Work required: In the material below, find each line that contains the word "Vespa" and copy it.

________________________

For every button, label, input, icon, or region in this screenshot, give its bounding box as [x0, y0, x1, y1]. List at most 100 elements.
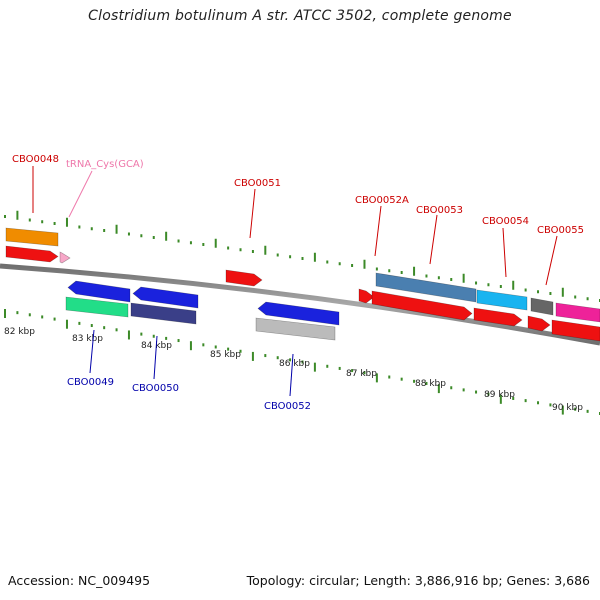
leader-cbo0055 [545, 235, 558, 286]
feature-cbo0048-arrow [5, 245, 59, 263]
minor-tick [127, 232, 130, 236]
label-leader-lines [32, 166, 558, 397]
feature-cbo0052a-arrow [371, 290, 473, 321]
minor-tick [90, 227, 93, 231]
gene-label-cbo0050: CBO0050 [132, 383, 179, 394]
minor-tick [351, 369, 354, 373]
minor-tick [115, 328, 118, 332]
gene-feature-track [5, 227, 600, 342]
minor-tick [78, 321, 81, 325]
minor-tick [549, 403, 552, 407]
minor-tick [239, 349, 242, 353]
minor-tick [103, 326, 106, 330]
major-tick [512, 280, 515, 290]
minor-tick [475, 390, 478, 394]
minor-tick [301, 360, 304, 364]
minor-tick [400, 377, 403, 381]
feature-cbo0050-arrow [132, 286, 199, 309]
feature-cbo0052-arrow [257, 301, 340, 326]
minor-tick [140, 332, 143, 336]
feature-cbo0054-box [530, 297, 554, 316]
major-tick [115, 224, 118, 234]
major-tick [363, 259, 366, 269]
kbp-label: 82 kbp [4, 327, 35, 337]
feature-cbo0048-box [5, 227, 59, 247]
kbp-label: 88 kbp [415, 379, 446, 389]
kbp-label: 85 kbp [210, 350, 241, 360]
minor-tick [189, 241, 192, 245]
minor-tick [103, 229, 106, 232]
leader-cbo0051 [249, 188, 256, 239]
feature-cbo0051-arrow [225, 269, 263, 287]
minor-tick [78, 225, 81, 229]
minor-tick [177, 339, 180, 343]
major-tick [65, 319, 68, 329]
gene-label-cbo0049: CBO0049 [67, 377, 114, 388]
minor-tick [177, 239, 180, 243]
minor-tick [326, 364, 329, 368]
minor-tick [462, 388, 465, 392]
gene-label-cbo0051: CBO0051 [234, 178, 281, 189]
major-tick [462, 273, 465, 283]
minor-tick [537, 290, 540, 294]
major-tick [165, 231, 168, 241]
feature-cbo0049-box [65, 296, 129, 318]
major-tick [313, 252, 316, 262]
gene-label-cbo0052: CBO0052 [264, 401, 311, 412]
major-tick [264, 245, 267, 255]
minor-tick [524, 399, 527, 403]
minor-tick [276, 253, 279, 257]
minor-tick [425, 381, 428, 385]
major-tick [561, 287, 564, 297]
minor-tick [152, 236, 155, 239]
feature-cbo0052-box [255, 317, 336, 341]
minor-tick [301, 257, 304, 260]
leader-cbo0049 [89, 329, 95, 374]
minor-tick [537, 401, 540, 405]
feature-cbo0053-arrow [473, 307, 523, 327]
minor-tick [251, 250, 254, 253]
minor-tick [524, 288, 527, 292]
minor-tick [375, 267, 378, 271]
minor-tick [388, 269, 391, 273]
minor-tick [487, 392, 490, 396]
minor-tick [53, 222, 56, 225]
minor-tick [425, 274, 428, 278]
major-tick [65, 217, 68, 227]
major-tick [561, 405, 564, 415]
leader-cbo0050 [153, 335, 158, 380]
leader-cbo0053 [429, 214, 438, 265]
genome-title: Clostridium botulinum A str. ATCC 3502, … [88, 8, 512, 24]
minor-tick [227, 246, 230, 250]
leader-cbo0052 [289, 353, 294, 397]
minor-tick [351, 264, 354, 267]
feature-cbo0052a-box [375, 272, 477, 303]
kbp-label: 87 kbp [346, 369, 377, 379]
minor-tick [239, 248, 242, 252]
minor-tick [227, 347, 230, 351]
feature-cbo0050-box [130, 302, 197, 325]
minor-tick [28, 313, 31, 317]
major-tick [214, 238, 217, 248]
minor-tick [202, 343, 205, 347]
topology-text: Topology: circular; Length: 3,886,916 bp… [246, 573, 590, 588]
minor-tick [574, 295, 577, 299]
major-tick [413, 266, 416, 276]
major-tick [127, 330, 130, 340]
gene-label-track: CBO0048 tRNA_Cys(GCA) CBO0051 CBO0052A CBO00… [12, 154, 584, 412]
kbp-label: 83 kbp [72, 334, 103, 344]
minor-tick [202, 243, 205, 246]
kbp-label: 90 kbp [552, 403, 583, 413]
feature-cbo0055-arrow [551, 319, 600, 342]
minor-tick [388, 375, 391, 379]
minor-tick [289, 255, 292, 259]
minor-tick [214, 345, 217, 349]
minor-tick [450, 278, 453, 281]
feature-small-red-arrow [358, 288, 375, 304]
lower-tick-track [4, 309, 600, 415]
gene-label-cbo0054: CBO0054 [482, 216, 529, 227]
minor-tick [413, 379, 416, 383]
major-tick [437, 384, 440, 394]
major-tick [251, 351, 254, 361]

________________________

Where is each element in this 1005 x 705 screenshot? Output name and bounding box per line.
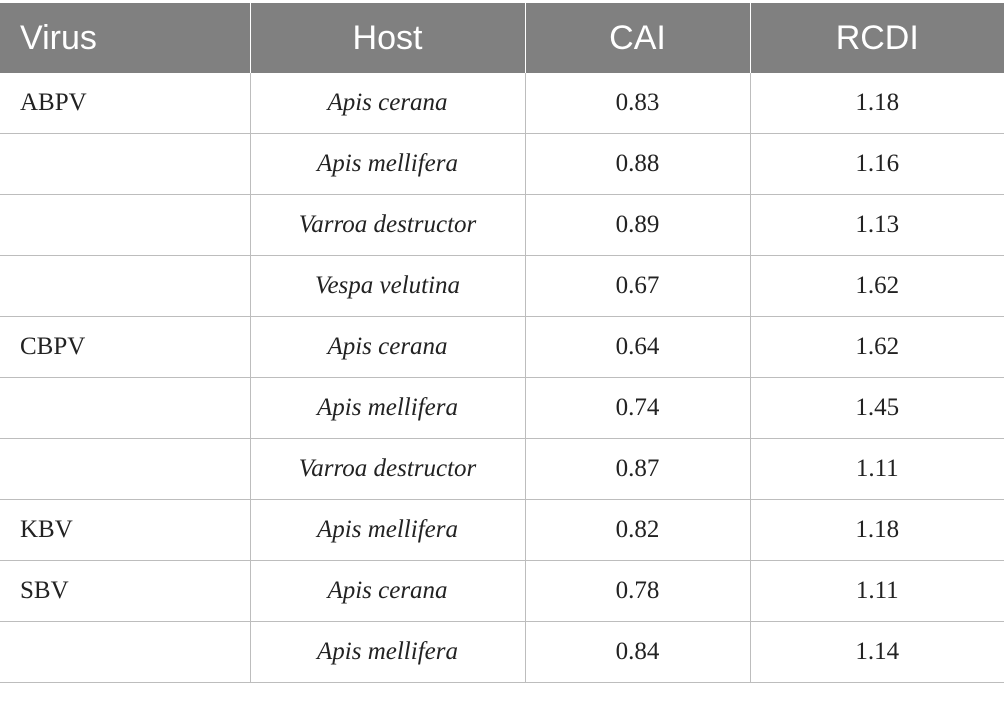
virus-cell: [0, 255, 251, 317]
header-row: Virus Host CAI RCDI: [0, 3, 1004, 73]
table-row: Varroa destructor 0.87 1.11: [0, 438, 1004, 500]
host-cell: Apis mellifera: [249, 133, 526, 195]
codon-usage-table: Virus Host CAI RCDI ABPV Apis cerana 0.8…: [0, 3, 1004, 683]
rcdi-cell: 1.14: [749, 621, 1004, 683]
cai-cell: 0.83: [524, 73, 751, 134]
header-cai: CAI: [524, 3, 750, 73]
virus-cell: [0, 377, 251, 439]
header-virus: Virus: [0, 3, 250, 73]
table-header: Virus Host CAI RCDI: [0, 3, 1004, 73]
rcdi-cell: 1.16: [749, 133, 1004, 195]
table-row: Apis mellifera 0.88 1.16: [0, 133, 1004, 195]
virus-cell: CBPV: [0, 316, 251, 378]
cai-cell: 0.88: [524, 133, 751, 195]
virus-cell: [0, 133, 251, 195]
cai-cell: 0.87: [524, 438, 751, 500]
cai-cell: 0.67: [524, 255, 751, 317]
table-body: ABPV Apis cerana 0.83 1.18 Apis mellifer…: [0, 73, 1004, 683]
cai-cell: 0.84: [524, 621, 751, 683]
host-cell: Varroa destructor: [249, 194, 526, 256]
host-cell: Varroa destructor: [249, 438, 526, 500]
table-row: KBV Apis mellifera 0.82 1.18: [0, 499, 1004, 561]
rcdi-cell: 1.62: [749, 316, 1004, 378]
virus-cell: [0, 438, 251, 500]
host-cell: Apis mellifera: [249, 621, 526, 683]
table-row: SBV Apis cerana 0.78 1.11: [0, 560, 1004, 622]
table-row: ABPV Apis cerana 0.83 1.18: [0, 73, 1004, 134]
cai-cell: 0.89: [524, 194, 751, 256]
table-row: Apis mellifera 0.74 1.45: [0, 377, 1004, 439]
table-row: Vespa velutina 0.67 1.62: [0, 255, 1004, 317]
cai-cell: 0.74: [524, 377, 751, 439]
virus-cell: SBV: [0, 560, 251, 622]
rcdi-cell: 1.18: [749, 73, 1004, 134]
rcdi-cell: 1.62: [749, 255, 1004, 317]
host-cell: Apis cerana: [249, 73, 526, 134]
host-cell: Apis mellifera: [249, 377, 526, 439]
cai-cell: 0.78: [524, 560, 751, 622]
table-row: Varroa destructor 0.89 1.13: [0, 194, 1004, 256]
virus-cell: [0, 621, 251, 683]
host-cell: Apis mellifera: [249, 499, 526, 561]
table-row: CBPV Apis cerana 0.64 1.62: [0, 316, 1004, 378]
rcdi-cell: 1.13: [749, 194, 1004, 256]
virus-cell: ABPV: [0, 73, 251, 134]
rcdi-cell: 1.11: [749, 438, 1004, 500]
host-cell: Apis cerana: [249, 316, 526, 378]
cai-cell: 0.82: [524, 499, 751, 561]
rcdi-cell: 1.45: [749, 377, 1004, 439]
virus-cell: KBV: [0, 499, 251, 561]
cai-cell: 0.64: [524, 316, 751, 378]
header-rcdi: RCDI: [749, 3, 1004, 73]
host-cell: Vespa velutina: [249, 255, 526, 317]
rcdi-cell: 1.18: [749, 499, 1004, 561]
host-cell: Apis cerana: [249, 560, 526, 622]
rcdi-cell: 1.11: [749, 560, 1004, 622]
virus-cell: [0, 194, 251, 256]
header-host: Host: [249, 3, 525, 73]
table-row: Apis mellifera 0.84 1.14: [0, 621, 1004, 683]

________________________

Result of the exercise:
table-row: Vespa velutina 0.67 1.62: [0, 255, 1004, 317]
host-cell: Vespa velutina: [249, 255, 526, 317]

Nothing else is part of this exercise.